Leave every picture out and write out the records below exactly.

(Stored data entries)

########################################

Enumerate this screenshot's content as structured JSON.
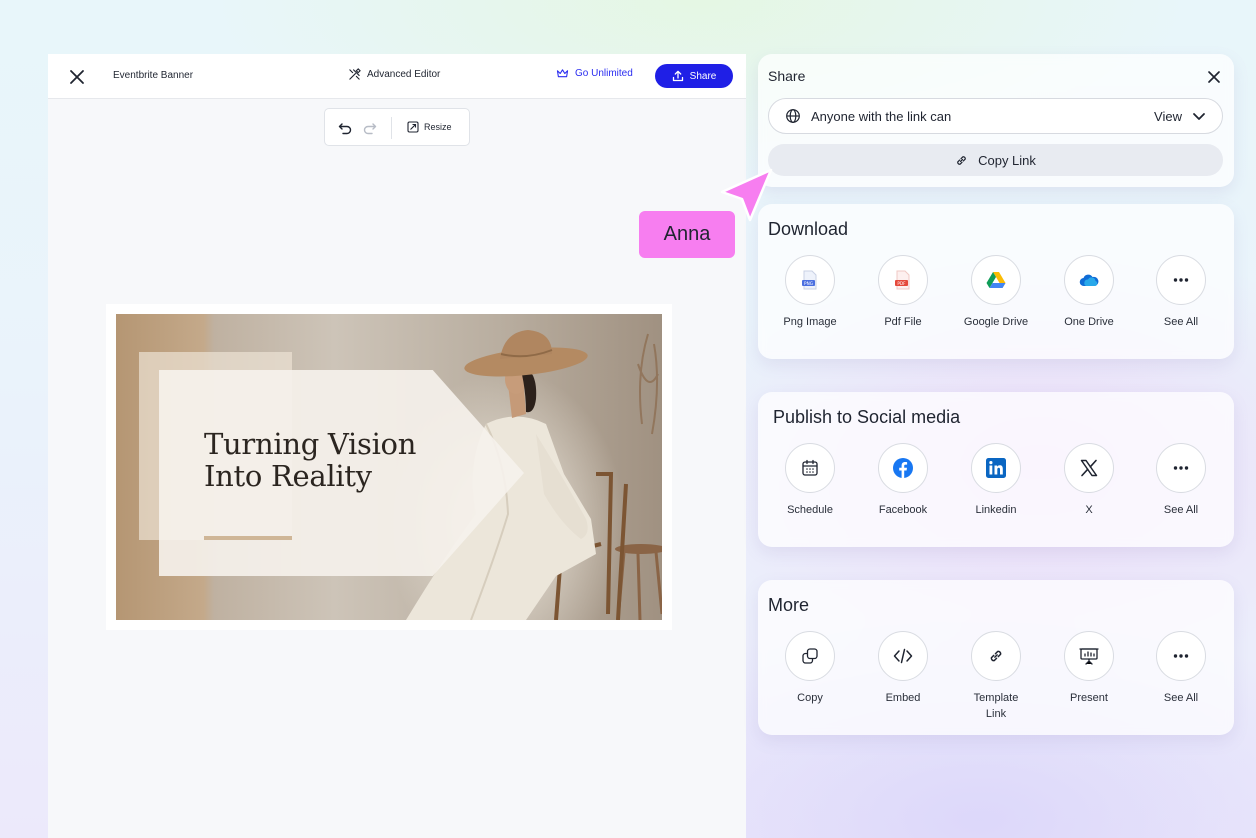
{
  "editor": {
    "doc_title": "Eventbrite Banner",
    "advanced_editor_label": "Advanced Editor",
    "go_unlimited_label": "Go Unlimited",
    "share_label": "Share",
    "resize_label": "Resize"
  },
  "design": {
    "headline_line1": "Turning Vision",
    "headline_line2": "Into Reality"
  },
  "share_panel": {
    "title": "Share",
    "access_text": "Anyone with the link can",
    "access_value": "View",
    "copy_link_label": "Copy Link"
  },
  "download": {
    "title": "Download",
    "options": [
      {
        "label": "Png Image",
        "icon": "png-file-icon"
      },
      {
        "label": "Pdf File",
        "icon": "pdf-file-icon"
      },
      {
        "label": "Google Drive",
        "icon": "google-drive-icon"
      },
      {
        "label": "One Drive",
        "icon": "onedrive-icon"
      },
      {
        "label": "See All",
        "icon": "more-dots-icon"
      }
    ]
  },
  "social": {
    "title": "Publish to Social media",
    "options": [
      {
        "label": "Schedule",
        "icon": "calendar-icon"
      },
      {
        "label": "Facebook",
        "icon": "facebook-icon"
      },
      {
        "label": "Linkedin",
        "icon": "linkedin-icon"
      },
      {
        "label": "X",
        "icon": "x-logo-icon"
      },
      {
        "label": "See All",
        "icon": "more-dots-icon"
      }
    ]
  },
  "more": {
    "title": "More",
    "options": [
      {
        "label": "Copy",
        "icon": "copy-icon"
      },
      {
        "label": "Embed",
        "icon": "code-icon"
      },
      {
        "label": "Template Link",
        "icon": "link-icon"
      },
      {
        "label": "Present",
        "icon": "presentation-icon"
      },
      {
        "label": "See All",
        "icon": "more-dots-icon"
      }
    ]
  },
  "collaborator": {
    "name": "Anna",
    "color": "#f77ef0"
  },
  "colors": {
    "primary": "#1f1fe6",
    "facebook": "#1877f2",
    "linkedin": "#0a66c2"
  }
}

########################################

FULL OUTPUT:
Enumerate this screenshot's content as structured JSON.
{
  "editor": {
    "doc_title": "Eventbrite Banner",
    "advanced_editor_label": "Advanced Editor",
    "go_unlimited_label": "Go Unlimited",
    "share_label": "Share",
    "resize_label": "Resize"
  },
  "design": {
    "headline_line1": "Turning Vision",
    "headline_line2": "Into Reality"
  },
  "share_panel": {
    "title": "Share",
    "access_text": "Anyone with the link can",
    "access_value": "View",
    "copy_link_label": "Copy Link"
  },
  "download": {
    "title": "Download",
    "options": [
      {
        "label": "Png Image",
        "icon": "png-file-icon"
      },
      {
        "label": "Pdf File",
        "icon": "pdf-file-icon"
      },
      {
        "label": "Google Drive",
        "icon": "google-drive-icon"
      },
      {
        "label": "One Drive",
        "icon": "onedrive-icon"
      },
      {
        "label": "See All",
        "icon": "more-dots-icon"
      }
    ]
  },
  "social": {
    "title": "Publish to Social media",
    "options": [
      {
        "label": "Schedule",
        "icon": "calendar-icon"
      },
      {
        "label": "Facebook",
        "icon": "facebook-icon"
      },
      {
        "label": "Linkedin",
        "icon": "linkedin-icon"
      },
      {
        "label": "X",
        "icon": "x-logo-icon"
      },
      {
        "label": "See All",
        "icon": "more-dots-icon"
      }
    ]
  },
  "more": {
    "title": "More",
    "options": [
      {
        "label": "Copy",
        "icon": "copy-icon"
      },
      {
        "label": "Embed",
        "icon": "code-icon"
      },
      {
        "label": "Template Link",
        "icon": "link-icon"
      },
      {
        "label": "Present",
        "icon": "presentation-icon"
      },
      {
        "label": "See All",
        "icon": "more-dots-icon"
      }
    ]
  },
  "collaborator": {
    "name": "Anna",
    "color": "#f77ef0"
  },
  "colors": {
    "primary": "#1f1fe6",
    "facebook": "#1877f2",
    "linkedin": "#0a66c2"
  }
}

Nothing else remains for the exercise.